Start of DATA FOR THIS TASK

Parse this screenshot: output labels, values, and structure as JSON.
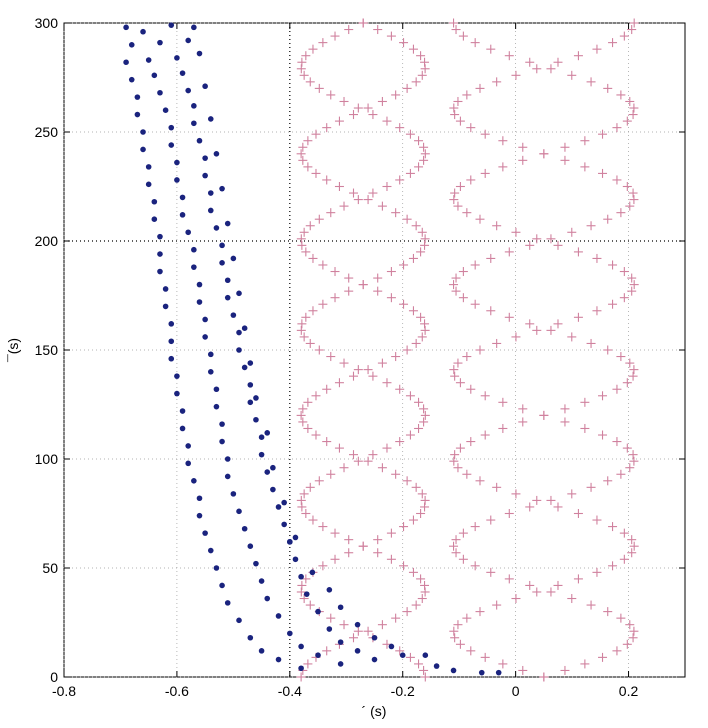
{
  "chart_data": {
    "type": "scatter",
    "xlabel": "´ (s)",
    "ylabel": "¯(s)",
    "xlim": [
      -0.8,
      0.3
    ],
    "ylim": [
      0,
      300
    ],
    "xticks": [
      -0.8,
      -0.6,
      -0.4,
      -0.2,
      0,
      0.2
    ],
    "xtick_labels": [
      "-0.8",
      "-0.6",
      "-0.4",
      "-0.2",
      "0",
      "0.2"
    ],
    "yticks": [
      0,
      50,
      100,
      150,
      200,
      250,
      300
    ],
    "ytick_labels": [
      "0",
      "50",
      "100",
      "150",
      "200",
      "250",
      "300"
    ],
    "grid": "dotted",
    "reference_lines": {
      "x": -0.4,
      "y": 200
    },
    "series": [
      {
        "marker": "dot",
        "color": "#1a237e",
        "points": [
          [
            -0.69,
            298
          ],
          [
            -0.66,
            296
          ],
          [
            -0.61,
            299
          ],
          [
            -0.57,
            298
          ],
          [
            -0.68,
            290
          ],
          [
            -0.63,
            291
          ],
          [
            -0.58,
            292
          ],
          [
            -0.69,
            282
          ],
          [
            -0.65,
            283
          ],
          [
            -0.6,
            284
          ],
          [
            -0.56,
            286
          ],
          [
            -0.68,
            274
          ],
          [
            -0.64,
            276
          ],
          [
            -0.59,
            277
          ],
          [
            -0.67,
            266
          ],
          [
            -0.63,
            268
          ],
          [
            -0.58,
            269
          ],
          [
            -0.55,
            271
          ],
          [
            -0.67,
            258
          ],
          [
            -0.62,
            260
          ],
          [
            -0.57,
            262
          ],
          [
            -0.66,
            250
          ],
          [
            -0.61,
            252
          ],
          [
            -0.57,
            254
          ],
          [
            -0.54,
            256
          ],
          [
            -0.66,
            242
          ],
          [
            -0.61,
            244
          ],
          [
            -0.56,
            246
          ],
          [
            -0.65,
            234
          ],
          [
            -0.6,
            236
          ],
          [
            -0.55,
            238
          ],
          [
            -0.53,
            240
          ],
          [
            -0.65,
            226
          ],
          [
            -0.6,
            228
          ],
          [
            -0.55,
            230
          ],
          [
            -0.64,
            218
          ],
          [
            -0.59,
            220
          ],
          [
            -0.54,
            222
          ],
          [
            -0.52,
            224
          ],
          [
            -0.64,
            210
          ],
          [
            -0.59,
            212
          ],
          [
            -0.54,
            214
          ],
          [
            -0.63,
            202
          ],
          [
            -0.58,
            204
          ],
          [
            -0.53,
            206
          ],
          [
            -0.51,
            208
          ],
          [
            -0.63,
            194
          ],
          [
            -0.57,
            196
          ],
          [
            -0.52,
            198
          ],
          [
            -0.63,
            186
          ],
          [
            -0.57,
            188
          ],
          [
            -0.52,
            190
          ],
          [
            -0.5,
            192
          ],
          [
            -0.62,
            178
          ],
          [
            -0.56,
            180
          ],
          [
            -0.51,
            182
          ],
          [
            -0.62,
            170
          ],
          [
            -0.56,
            172
          ],
          [
            -0.51,
            174
          ],
          [
            -0.49,
            176
          ],
          [
            -0.61,
            162
          ],
          [
            -0.55,
            164
          ],
          [
            -0.5,
            166
          ],
          [
            -0.61,
            154
          ],
          [
            -0.55,
            156
          ],
          [
            -0.49,
            158
          ],
          [
            -0.48,
            160
          ],
          [
            -0.61,
            146
          ],
          [
            -0.54,
            148
          ],
          [
            -0.49,
            150
          ],
          [
            -0.6,
            138
          ],
          [
            -0.54,
            140
          ],
          [
            -0.48,
            142
          ],
          [
            -0.47,
            144
          ],
          [
            -0.6,
            130
          ],
          [
            -0.53,
            132
          ],
          [
            -0.47,
            134
          ],
          [
            -0.59,
            122
          ],
          [
            -0.53,
            124
          ],
          [
            -0.47,
            126
          ],
          [
            -0.46,
            128
          ],
          [
            -0.59,
            114
          ],
          [
            -0.52,
            116
          ],
          [
            -0.46,
            118
          ],
          [
            -0.58,
            106
          ],
          [
            -0.52,
            108
          ],
          [
            -0.45,
            110
          ],
          [
            -0.44,
            112
          ],
          [
            -0.58,
            98
          ],
          [
            -0.51,
            100
          ],
          [
            -0.45,
            102
          ],
          [
            -0.57,
            90
          ],
          [
            -0.51,
            92
          ],
          [
            -0.44,
            94
          ],
          [
            -0.43,
            96
          ],
          [
            -0.56,
            82
          ],
          [
            -0.5,
            84
          ],
          [
            -0.43,
            86
          ],
          [
            -0.56,
            74
          ],
          [
            -0.49,
            76
          ],
          [
            -0.42,
            78
          ],
          [
            -0.41,
            80
          ],
          [
            -0.55,
            66
          ],
          [
            -0.48,
            68
          ],
          [
            -0.41,
            70
          ],
          [
            -0.54,
            58
          ],
          [
            -0.47,
            60
          ],
          [
            -0.4,
            62
          ],
          [
            -0.39,
            64
          ],
          [
            -0.53,
            50
          ],
          [
            -0.46,
            52
          ],
          [
            -0.39,
            54
          ],
          [
            -0.4,
            62
          ],
          [
            -0.52,
            42
          ],
          [
            -0.45,
            44
          ],
          [
            -0.38,
            46
          ],
          [
            -0.36,
            48
          ],
          [
            -0.51,
            34
          ],
          [
            -0.44,
            36
          ],
          [
            -0.37,
            38
          ],
          [
            -0.33,
            40
          ],
          [
            -0.49,
            26
          ],
          [
            -0.42,
            28
          ],
          [
            -0.35,
            30
          ],
          [
            -0.31,
            32
          ],
          [
            -0.47,
            18
          ],
          [
            -0.4,
            20
          ],
          [
            -0.33,
            22
          ],
          [
            -0.28,
            24
          ],
          [
            -0.45,
            12
          ],
          [
            -0.38,
            14
          ],
          [
            -0.31,
            16
          ],
          [
            -0.25,
            18
          ],
          [
            -0.42,
            8
          ],
          [
            -0.35,
            10
          ],
          [
            -0.28,
            12
          ],
          [
            -0.22,
            14
          ],
          [
            -0.38,
            4
          ],
          [
            -0.31,
            6
          ],
          [
            -0.25,
            8
          ],
          [
            -0.2,
            10
          ],
          [
            -0.16,
            10
          ],
          [
            -0.14,
            5
          ],
          [
            -0.11,
            3
          ],
          [
            -0.06,
            2
          ],
          [
            -0.03,
            2
          ]
        ]
      },
      {
        "marker": "plus",
        "color": "#d0819e",
        "note": "sinusoidal curves",
        "curves": [
          {
            "center": 0.05,
            "amplitude": 0.16,
            "period": 80,
            "phase": 0,
            "ymin": 0,
            "ymax": 300,
            "step": 3
          },
          {
            "center": 0.05,
            "amplitude": 0.16,
            "period": 80,
            "phase": 40,
            "ymin": 0,
            "ymax": 300,
            "step": 3
          },
          {
            "center": -0.27,
            "amplitude": 0.11,
            "period": 80,
            "phase": 20,
            "ymin": 0,
            "ymax": 300,
            "step": 3
          },
          {
            "center": -0.27,
            "amplitude": 0.11,
            "period": 80,
            "phase": 60,
            "ymin": 0,
            "ymax": 300,
            "step": 3
          }
        ]
      }
    ]
  }
}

End of DATA FOR THIS TASK

GOAL:
Leave out the pictures and restate everything else word for word.

TASK RESPONSE:
Parse this screenshot: output labels, values, and structure as JSON.
{
  "chart_data": {
    "type": "scatter",
    "xlabel": "´ (s)",
    "ylabel": "¯(s)",
    "xlim": [
      -0.8,
      0.3
    ],
    "ylim": [
      0,
      300
    ],
    "xticks": [
      -0.8,
      -0.6,
      -0.4,
      -0.2,
      0,
      0.2
    ],
    "xtick_labels": [
      "-0.8",
      "-0.6",
      "-0.4",
      "-0.2",
      "0",
      "0.2"
    ],
    "yticks": [
      0,
      50,
      100,
      150,
      200,
      250,
      300
    ],
    "ytick_labels": [
      "0",
      "50",
      "100",
      "150",
      "200",
      "250",
      "300"
    ],
    "grid": "dotted",
    "reference_lines": {
      "x": -0.4,
      "y": 200
    },
    "series": [
      {
        "marker": "dot",
        "color": "#1a237e",
        "points": [
          [
            -0.69,
            298
          ],
          [
            -0.66,
            296
          ],
          [
            -0.61,
            299
          ],
          [
            -0.57,
            298
          ],
          [
            -0.68,
            290
          ],
          [
            -0.63,
            291
          ],
          [
            -0.58,
            292
          ],
          [
            -0.69,
            282
          ],
          [
            -0.65,
            283
          ],
          [
            -0.6,
            284
          ],
          [
            -0.56,
            286
          ],
          [
            -0.68,
            274
          ],
          [
            -0.64,
            276
          ],
          [
            -0.59,
            277
          ],
          [
            -0.67,
            266
          ],
          [
            -0.63,
            268
          ],
          [
            -0.58,
            269
          ],
          [
            -0.55,
            271
          ],
          [
            -0.67,
            258
          ],
          [
            -0.62,
            260
          ],
          [
            -0.57,
            262
          ],
          [
            -0.66,
            250
          ],
          [
            -0.61,
            252
          ],
          [
            -0.57,
            254
          ],
          [
            -0.54,
            256
          ],
          [
            -0.66,
            242
          ],
          [
            -0.61,
            244
          ],
          [
            -0.56,
            246
          ],
          [
            -0.65,
            234
          ],
          [
            -0.6,
            236
          ],
          [
            -0.55,
            238
          ],
          [
            -0.53,
            240
          ],
          [
            -0.65,
            226
          ],
          [
            -0.6,
            228
          ],
          [
            -0.55,
            230
          ],
          [
            -0.64,
            218
          ],
          [
            -0.59,
            220
          ],
          [
            -0.54,
            222
          ],
          [
            -0.52,
            224
          ],
          [
            -0.64,
            210
          ],
          [
            -0.59,
            212
          ],
          [
            -0.54,
            214
          ],
          [
            -0.63,
            202
          ],
          [
            -0.58,
            204
          ],
          [
            -0.53,
            206
          ],
          [
            -0.51,
            208
          ],
          [
            -0.63,
            194
          ],
          [
            -0.57,
            196
          ],
          [
            -0.52,
            198
          ],
          [
            -0.63,
            186
          ],
          [
            -0.57,
            188
          ],
          [
            -0.52,
            190
          ],
          [
            -0.5,
            192
          ],
          [
            -0.62,
            178
          ],
          [
            -0.56,
            180
          ],
          [
            -0.51,
            182
          ],
          [
            -0.62,
            170
          ],
          [
            -0.56,
            172
          ],
          [
            -0.51,
            174
          ],
          [
            -0.49,
            176
          ],
          [
            -0.61,
            162
          ],
          [
            -0.55,
            164
          ],
          [
            -0.5,
            166
          ],
          [
            -0.61,
            154
          ],
          [
            -0.55,
            156
          ],
          [
            -0.49,
            158
          ],
          [
            -0.48,
            160
          ],
          [
            -0.61,
            146
          ],
          [
            -0.54,
            148
          ],
          [
            -0.49,
            150
          ],
          [
            -0.6,
            138
          ],
          [
            -0.54,
            140
          ],
          [
            -0.48,
            142
          ],
          [
            -0.47,
            144
          ],
          [
            -0.6,
            130
          ],
          [
            -0.53,
            132
          ],
          [
            -0.47,
            134
          ],
          [
            -0.59,
            122
          ],
          [
            -0.53,
            124
          ],
          [
            -0.47,
            126
          ],
          [
            -0.46,
            128
          ],
          [
            -0.59,
            114
          ],
          [
            -0.52,
            116
          ],
          [
            -0.46,
            118
          ],
          [
            -0.58,
            106
          ],
          [
            -0.52,
            108
          ],
          [
            -0.45,
            110
          ],
          [
            -0.44,
            112
          ],
          [
            -0.58,
            98
          ],
          [
            -0.51,
            100
          ],
          [
            -0.45,
            102
          ],
          [
            -0.57,
            90
          ],
          [
            -0.51,
            92
          ],
          [
            -0.44,
            94
          ],
          [
            -0.43,
            96
          ],
          [
            -0.56,
            82
          ],
          [
            -0.5,
            84
          ],
          [
            -0.43,
            86
          ],
          [
            -0.56,
            74
          ],
          [
            -0.49,
            76
          ],
          [
            -0.42,
            78
          ],
          [
            -0.41,
            80
          ],
          [
            -0.55,
            66
          ],
          [
            -0.48,
            68
          ],
          [
            -0.41,
            70
          ],
          [
            -0.54,
            58
          ],
          [
            -0.47,
            60
          ],
          [
            -0.4,
            62
          ],
          [
            -0.39,
            64
          ],
          [
            -0.53,
            50
          ],
          [
            -0.46,
            52
          ],
          [
            -0.39,
            54
          ],
          [
            -0.4,
            62
          ],
          [
            -0.52,
            42
          ],
          [
            -0.45,
            44
          ],
          [
            -0.38,
            46
          ],
          [
            -0.36,
            48
          ],
          [
            -0.51,
            34
          ],
          [
            -0.44,
            36
          ],
          [
            -0.37,
            38
          ],
          [
            -0.33,
            40
          ],
          [
            -0.49,
            26
          ],
          [
            -0.42,
            28
          ],
          [
            -0.35,
            30
          ],
          [
            -0.31,
            32
          ],
          [
            -0.47,
            18
          ],
          [
            -0.4,
            20
          ],
          [
            -0.33,
            22
          ],
          [
            -0.28,
            24
          ],
          [
            -0.45,
            12
          ],
          [
            -0.38,
            14
          ],
          [
            -0.31,
            16
          ],
          [
            -0.25,
            18
          ],
          [
            -0.42,
            8
          ],
          [
            -0.35,
            10
          ],
          [
            -0.28,
            12
          ],
          [
            -0.22,
            14
          ],
          [
            -0.38,
            4
          ],
          [
            -0.31,
            6
          ],
          [
            -0.25,
            8
          ],
          [
            -0.2,
            10
          ],
          [
            -0.16,
            10
          ],
          [
            -0.14,
            5
          ],
          [
            -0.11,
            3
          ],
          [
            -0.06,
            2
          ],
          [
            -0.03,
            2
          ]
        ]
      },
      {
        "marker": "plus",
        "color": "#d0819e",
        "note": "sinusoidal curves",
        "curves": [
          {
            "center": 0.05,
            "amplitude": 0.16,
            "period": 80,
            "phase": 0,
            "ymin": 0,
            "ymax": 300,
            "step": 3
          },
          {
            "center": 0.05,
            "amplitude": 0.16,
            "period": 80,
            "phase": 40,
            "ymin": 0,
            "ymax": 300,
            "step": 3
          },
          {
            "center": -0.27,
            "amplitude": 0.11,
            "period": 80,
            "phase": 20,
            "ymin": 0,
            "ymax": 300,
            "step": 3
          },
          {
            "center": -0.27,
            "amplitude": 0.11,
            "period": 80,
            "phase": 60,
            "ymin": 0,
            "ymax": 300,
            "step": 3
          }
        ]
      }
    ]
  }
}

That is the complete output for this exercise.